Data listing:
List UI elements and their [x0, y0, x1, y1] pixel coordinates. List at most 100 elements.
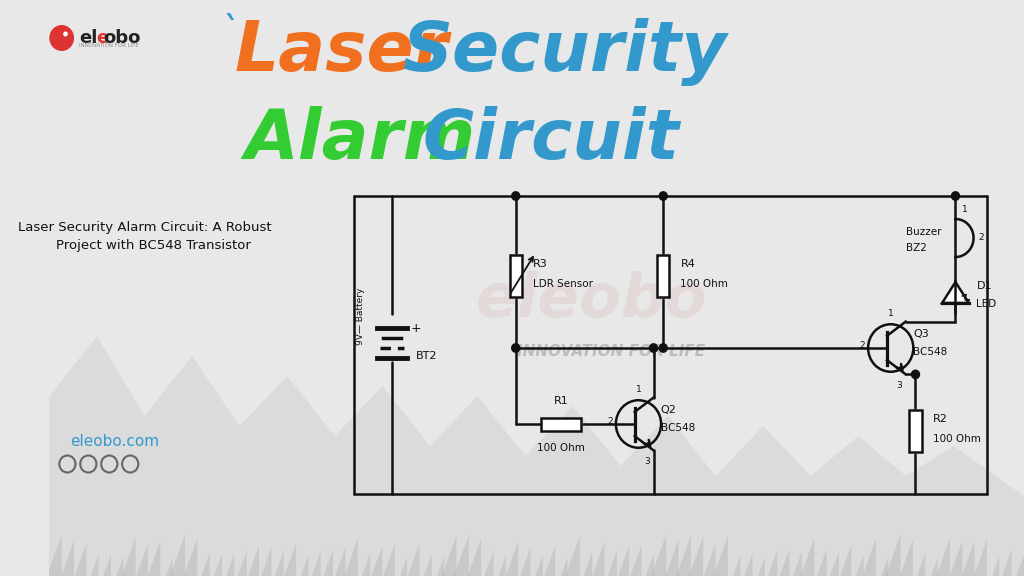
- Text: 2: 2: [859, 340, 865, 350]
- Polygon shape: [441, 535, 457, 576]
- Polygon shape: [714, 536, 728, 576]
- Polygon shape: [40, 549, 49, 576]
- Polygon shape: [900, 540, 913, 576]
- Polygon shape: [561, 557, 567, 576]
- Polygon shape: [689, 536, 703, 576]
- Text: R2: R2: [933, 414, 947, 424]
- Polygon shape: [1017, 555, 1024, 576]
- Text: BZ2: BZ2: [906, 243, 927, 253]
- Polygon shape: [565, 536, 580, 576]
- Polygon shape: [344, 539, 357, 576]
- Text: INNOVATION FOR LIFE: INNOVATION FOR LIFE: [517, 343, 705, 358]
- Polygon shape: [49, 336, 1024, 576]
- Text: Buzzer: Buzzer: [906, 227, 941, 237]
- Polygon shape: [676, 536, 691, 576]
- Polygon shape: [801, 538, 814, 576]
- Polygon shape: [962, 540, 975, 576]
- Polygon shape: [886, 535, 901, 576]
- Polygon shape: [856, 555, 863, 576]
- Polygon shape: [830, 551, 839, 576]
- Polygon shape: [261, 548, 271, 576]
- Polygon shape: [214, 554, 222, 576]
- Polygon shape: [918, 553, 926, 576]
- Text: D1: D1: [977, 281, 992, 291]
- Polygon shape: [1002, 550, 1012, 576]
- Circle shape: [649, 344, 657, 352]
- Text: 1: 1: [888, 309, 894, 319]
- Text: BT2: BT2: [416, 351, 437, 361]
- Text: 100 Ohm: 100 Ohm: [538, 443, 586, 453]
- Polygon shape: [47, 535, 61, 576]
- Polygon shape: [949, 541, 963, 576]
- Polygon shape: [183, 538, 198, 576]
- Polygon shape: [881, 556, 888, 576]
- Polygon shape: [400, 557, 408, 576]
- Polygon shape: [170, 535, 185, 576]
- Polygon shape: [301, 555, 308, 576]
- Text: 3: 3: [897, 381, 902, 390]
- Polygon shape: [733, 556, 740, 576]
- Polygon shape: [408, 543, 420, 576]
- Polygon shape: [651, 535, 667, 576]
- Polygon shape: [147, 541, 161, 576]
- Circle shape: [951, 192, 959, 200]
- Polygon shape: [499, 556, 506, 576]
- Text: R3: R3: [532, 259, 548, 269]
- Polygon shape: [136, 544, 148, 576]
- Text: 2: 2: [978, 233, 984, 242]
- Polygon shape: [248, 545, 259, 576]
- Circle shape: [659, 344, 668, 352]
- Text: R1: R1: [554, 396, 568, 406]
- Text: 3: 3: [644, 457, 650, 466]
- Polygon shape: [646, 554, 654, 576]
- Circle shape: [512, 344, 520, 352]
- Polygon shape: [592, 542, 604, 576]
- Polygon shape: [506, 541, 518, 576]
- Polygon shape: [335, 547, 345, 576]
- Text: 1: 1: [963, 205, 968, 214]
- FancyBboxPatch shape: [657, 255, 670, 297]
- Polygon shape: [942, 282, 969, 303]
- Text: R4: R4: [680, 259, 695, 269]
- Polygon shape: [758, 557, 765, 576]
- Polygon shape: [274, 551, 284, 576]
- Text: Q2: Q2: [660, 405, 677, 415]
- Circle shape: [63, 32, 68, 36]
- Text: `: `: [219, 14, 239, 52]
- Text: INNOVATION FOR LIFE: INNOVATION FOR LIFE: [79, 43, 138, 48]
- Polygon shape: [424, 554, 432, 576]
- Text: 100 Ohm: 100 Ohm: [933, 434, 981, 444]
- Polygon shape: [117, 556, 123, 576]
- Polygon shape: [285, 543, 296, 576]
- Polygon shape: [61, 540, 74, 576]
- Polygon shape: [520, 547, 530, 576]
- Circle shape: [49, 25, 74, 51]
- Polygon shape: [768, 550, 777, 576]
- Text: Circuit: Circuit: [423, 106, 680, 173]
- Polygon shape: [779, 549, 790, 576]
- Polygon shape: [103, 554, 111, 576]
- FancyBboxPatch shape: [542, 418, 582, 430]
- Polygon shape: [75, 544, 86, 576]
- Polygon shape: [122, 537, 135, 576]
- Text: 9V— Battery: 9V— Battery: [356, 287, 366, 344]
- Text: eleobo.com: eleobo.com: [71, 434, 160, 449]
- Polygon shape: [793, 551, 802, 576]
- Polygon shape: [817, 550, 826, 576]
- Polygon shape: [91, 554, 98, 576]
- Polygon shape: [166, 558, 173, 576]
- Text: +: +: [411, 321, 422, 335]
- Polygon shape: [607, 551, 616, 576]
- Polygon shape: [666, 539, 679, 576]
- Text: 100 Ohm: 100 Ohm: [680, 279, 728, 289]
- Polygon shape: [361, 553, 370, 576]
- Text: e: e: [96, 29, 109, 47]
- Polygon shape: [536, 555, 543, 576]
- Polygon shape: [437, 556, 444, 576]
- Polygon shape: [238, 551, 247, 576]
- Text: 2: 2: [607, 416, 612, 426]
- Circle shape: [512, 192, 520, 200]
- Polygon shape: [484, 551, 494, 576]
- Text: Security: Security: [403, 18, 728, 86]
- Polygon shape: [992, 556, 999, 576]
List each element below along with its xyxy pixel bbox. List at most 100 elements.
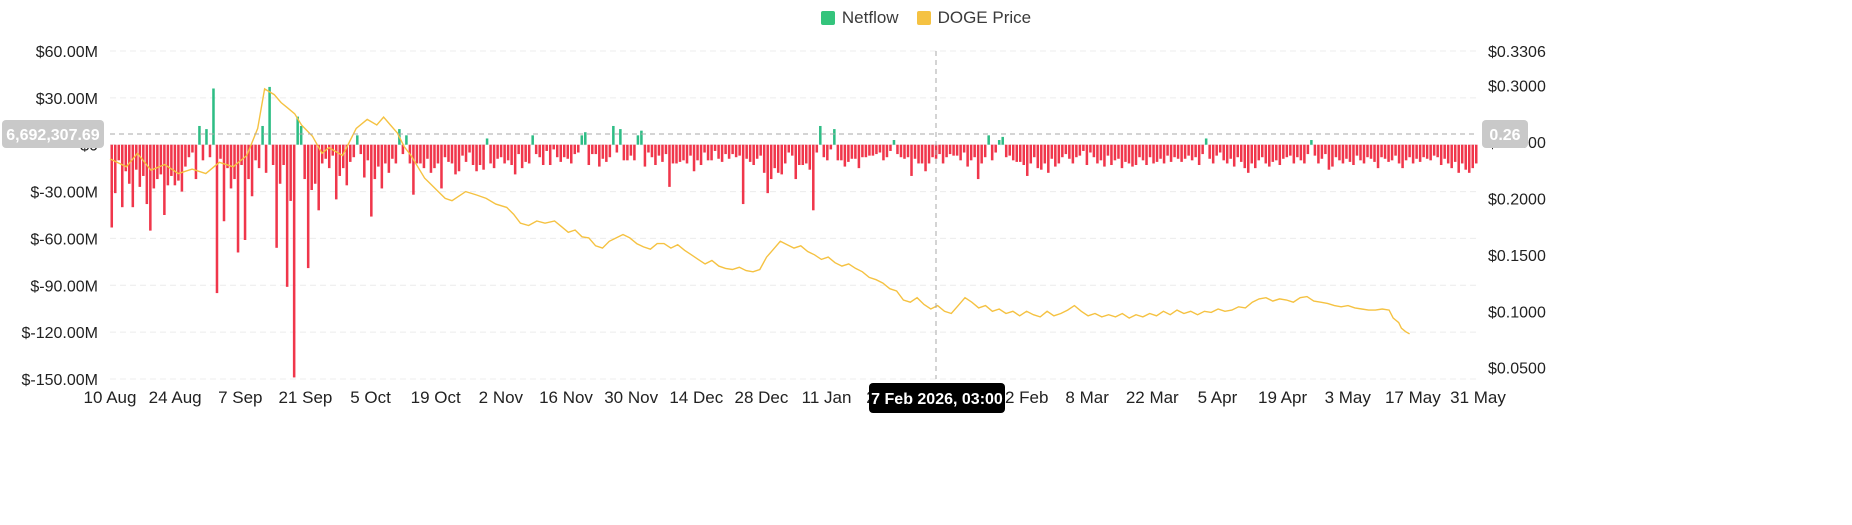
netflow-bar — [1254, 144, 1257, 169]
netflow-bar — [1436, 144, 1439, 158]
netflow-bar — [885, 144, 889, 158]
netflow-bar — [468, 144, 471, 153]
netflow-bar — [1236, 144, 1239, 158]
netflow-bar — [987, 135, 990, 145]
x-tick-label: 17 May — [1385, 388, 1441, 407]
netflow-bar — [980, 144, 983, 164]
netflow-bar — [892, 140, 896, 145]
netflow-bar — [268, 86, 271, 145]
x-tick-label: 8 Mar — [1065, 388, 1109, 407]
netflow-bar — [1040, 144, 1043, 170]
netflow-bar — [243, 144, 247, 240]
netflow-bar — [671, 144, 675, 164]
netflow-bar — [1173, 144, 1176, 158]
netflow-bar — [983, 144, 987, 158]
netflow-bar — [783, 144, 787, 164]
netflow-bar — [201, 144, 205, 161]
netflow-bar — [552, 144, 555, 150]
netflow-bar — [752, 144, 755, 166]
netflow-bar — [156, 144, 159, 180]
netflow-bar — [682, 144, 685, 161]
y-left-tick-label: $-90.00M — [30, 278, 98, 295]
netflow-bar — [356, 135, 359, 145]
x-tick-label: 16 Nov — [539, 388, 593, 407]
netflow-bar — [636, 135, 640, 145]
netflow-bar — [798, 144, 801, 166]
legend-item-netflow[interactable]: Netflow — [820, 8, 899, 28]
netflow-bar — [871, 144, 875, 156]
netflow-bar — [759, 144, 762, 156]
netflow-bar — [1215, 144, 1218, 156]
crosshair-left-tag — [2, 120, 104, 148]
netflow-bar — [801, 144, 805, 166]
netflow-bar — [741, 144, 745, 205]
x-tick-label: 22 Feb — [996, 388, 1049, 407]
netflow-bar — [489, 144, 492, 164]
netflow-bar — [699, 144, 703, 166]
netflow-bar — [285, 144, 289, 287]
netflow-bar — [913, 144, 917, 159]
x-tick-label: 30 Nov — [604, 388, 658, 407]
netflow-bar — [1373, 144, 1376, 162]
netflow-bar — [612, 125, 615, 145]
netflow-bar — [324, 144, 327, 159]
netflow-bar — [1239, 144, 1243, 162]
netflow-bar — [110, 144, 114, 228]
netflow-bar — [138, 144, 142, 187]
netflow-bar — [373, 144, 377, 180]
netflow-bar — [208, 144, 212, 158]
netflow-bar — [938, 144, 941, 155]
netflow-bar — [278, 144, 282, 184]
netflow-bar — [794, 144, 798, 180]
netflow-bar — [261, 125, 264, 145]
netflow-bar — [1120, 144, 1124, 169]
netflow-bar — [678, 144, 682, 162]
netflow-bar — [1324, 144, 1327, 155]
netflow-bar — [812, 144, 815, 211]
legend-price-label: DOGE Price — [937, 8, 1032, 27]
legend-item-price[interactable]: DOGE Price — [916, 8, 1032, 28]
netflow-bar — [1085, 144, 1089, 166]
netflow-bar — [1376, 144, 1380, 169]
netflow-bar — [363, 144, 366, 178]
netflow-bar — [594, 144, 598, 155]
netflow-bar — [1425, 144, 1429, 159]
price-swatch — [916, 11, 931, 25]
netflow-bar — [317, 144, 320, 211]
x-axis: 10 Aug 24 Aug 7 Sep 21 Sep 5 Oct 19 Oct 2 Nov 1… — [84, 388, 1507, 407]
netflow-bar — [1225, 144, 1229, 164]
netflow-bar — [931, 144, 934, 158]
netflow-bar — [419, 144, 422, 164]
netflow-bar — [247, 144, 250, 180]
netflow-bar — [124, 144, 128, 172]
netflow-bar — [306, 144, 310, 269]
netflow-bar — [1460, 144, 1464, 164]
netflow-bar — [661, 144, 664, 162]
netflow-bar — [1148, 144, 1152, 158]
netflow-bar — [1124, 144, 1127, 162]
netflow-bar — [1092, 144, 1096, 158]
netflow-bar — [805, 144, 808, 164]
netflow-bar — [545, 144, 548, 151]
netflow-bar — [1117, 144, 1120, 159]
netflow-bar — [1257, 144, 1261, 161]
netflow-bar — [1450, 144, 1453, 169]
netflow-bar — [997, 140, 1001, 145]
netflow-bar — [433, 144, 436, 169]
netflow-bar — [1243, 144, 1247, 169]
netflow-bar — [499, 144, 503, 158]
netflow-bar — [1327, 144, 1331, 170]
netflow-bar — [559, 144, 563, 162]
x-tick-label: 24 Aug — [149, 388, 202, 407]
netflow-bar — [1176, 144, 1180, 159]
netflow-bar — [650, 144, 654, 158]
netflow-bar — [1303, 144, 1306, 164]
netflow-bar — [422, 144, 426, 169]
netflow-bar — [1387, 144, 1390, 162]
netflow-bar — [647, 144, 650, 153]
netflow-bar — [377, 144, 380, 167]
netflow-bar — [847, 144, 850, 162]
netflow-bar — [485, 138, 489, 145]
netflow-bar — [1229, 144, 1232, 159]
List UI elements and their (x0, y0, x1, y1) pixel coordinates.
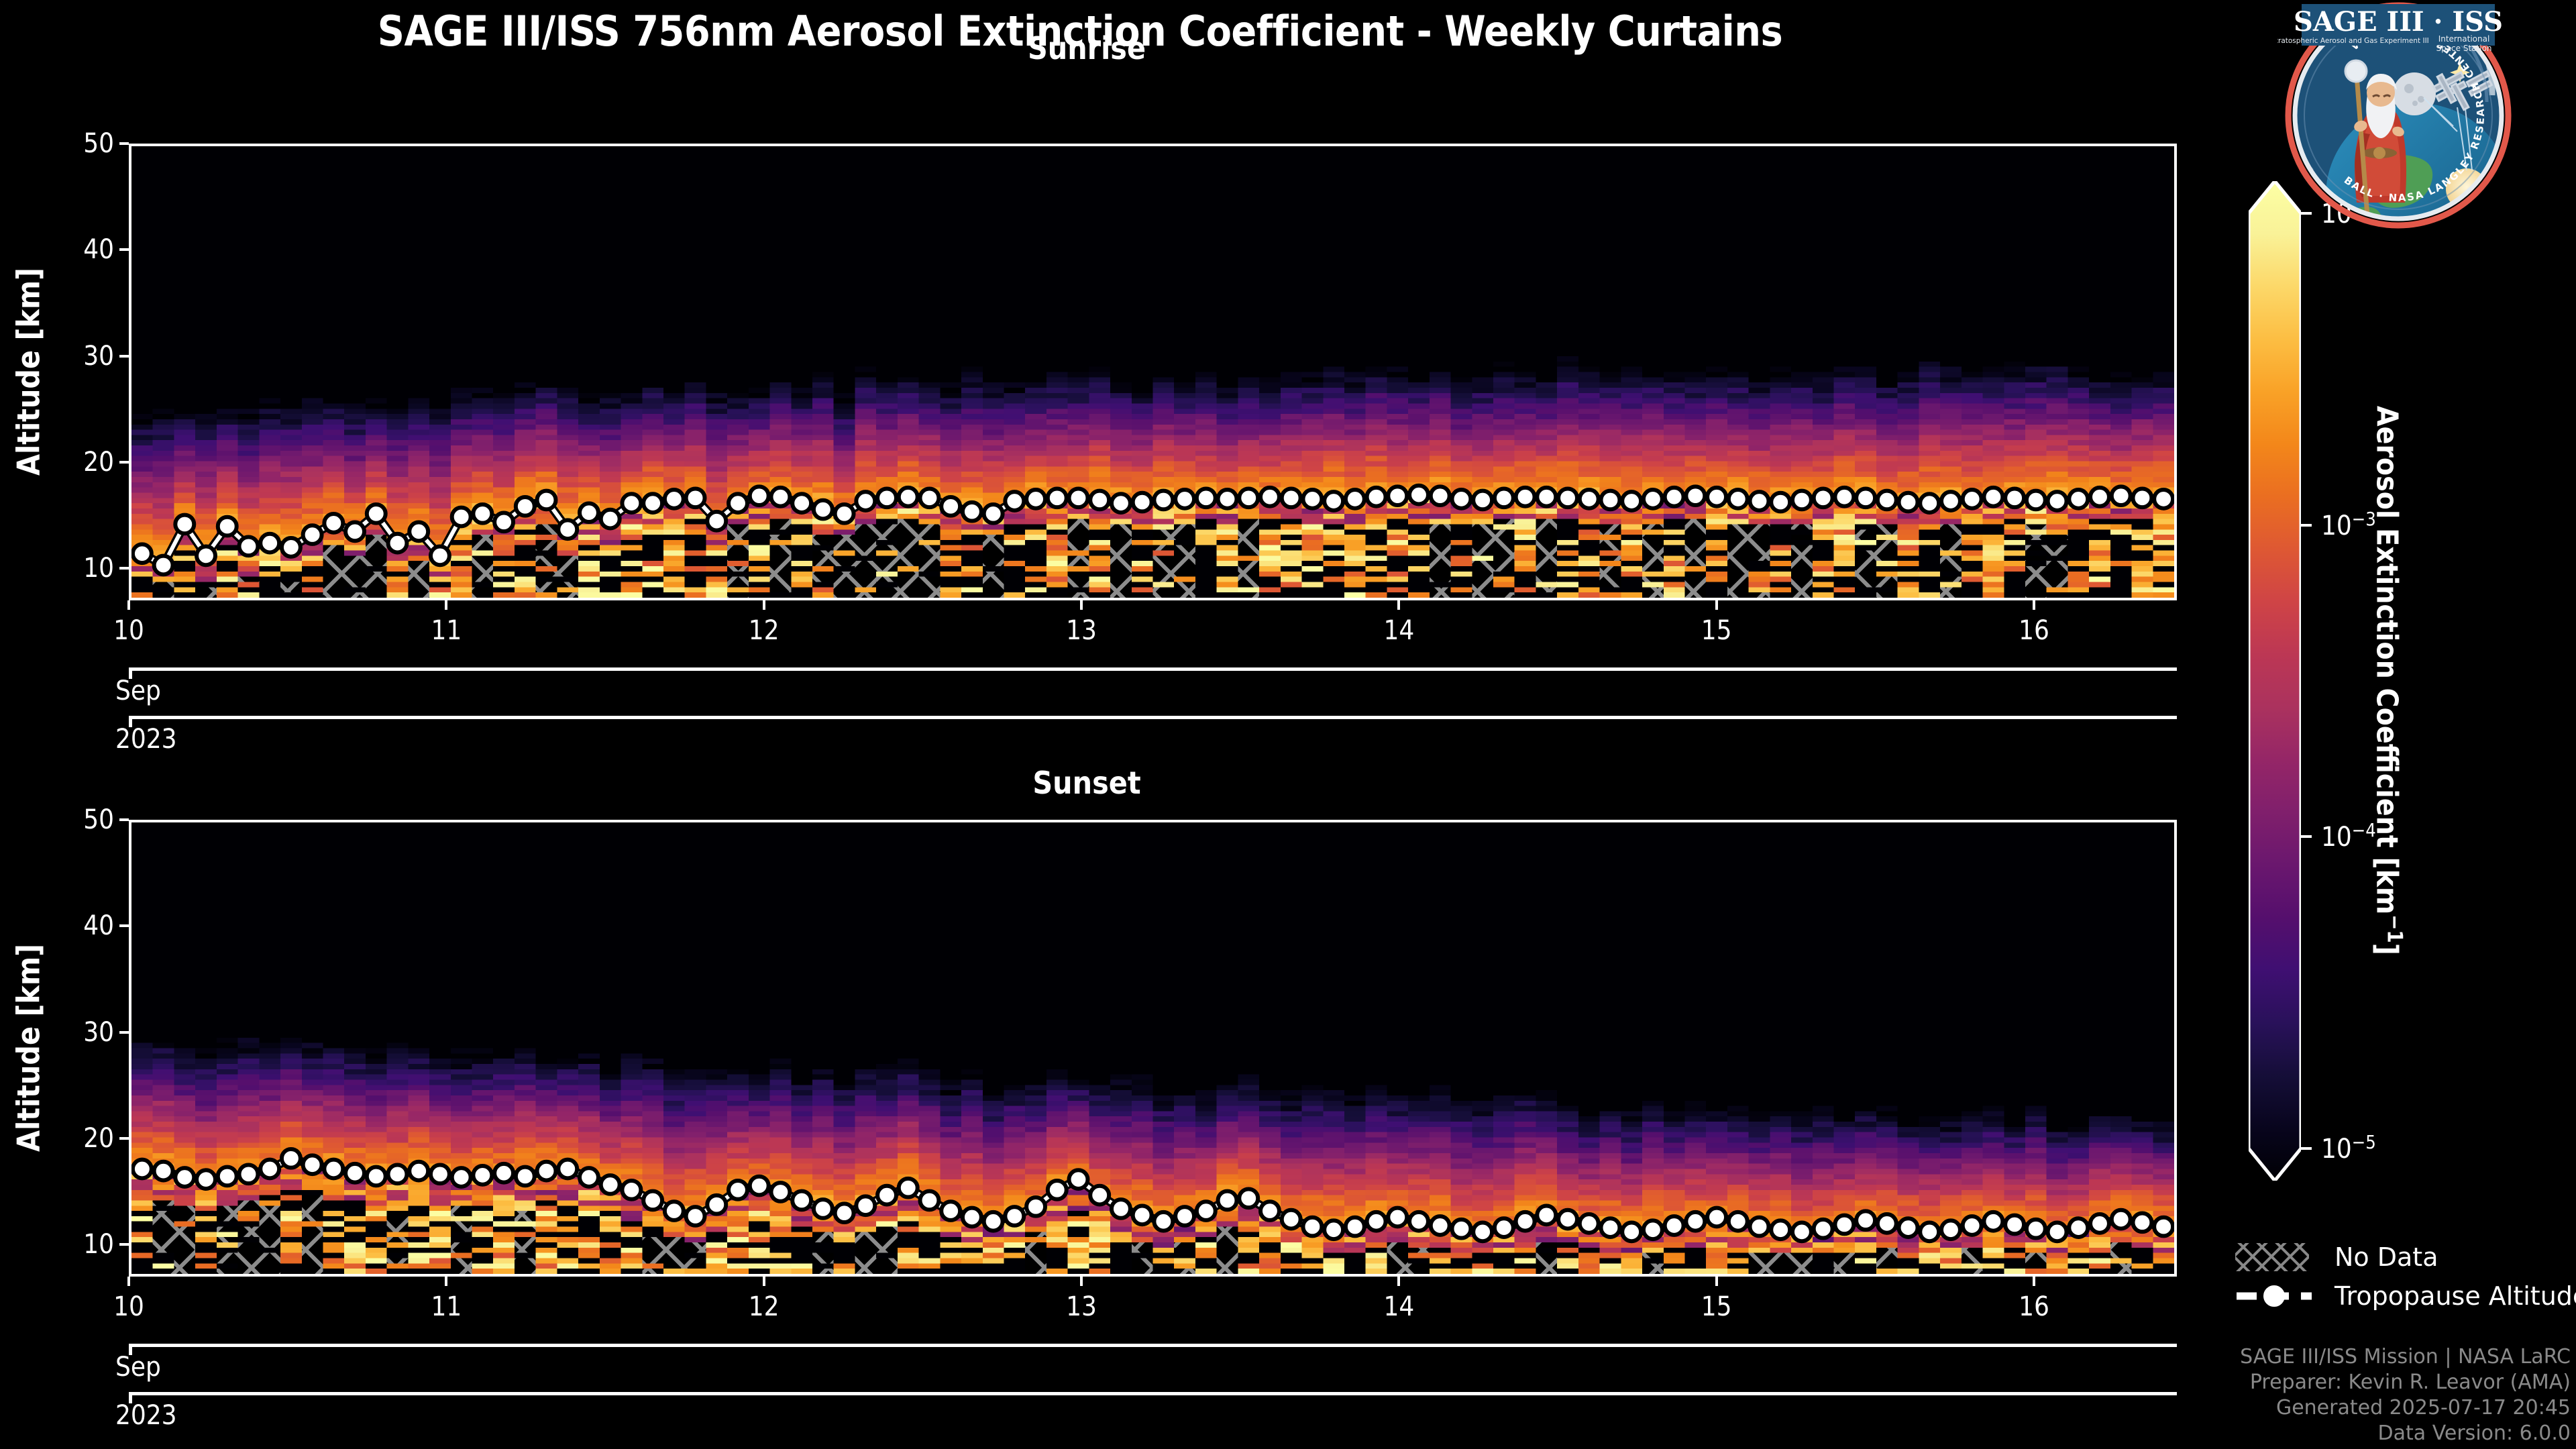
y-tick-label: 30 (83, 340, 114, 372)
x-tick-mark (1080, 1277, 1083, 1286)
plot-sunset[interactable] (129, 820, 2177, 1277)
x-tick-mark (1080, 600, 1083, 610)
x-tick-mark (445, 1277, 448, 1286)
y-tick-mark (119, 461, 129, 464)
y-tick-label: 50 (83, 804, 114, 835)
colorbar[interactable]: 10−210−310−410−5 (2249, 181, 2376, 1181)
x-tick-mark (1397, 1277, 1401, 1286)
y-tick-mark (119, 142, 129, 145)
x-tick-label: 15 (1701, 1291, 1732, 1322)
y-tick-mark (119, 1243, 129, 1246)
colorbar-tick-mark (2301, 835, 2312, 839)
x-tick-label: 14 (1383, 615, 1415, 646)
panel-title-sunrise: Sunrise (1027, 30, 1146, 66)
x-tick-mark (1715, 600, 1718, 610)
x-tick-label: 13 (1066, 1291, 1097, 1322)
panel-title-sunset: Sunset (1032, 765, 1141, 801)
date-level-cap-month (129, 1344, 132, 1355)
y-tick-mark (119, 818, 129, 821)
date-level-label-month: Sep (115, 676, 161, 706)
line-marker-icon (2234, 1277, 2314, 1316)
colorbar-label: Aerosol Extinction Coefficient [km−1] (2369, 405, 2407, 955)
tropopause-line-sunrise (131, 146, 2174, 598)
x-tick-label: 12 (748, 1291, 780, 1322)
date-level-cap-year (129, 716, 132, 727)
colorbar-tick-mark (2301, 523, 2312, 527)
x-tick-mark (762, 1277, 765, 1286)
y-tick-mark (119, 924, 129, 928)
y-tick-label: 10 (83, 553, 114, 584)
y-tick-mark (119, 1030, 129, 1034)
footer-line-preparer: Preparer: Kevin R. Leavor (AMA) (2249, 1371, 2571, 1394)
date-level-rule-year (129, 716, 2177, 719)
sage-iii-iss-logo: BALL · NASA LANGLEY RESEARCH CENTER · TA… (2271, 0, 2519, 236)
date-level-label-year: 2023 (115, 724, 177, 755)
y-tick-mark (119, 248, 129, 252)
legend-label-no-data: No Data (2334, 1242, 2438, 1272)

* Written instruction
Update the rows between the lines holding "y-tick-label: 30 (83, 340, 114, 372)" and "y-tick-label: 50 (83, 804, 114, 835)", inclusive, changing "x-tick-mark" to "x-axis-tick" and leaving everything else as it is. Give only those rows.

* Output for this exercise
y-tick-label: 30 (83, 340, 114, 372)
x-axis-tick (1080, 1277, 1083, 1286)
plot-sunset[interactable] (129, 820, 2177, 1277)
x-axis-tick (1080, 600, 1083, 610)
x-axis-tick (445, 1277, 448, 1286)
y-tick-mark (119, 461, 129, 464)
y-tick-label: 50 (83, 804, 114, 835)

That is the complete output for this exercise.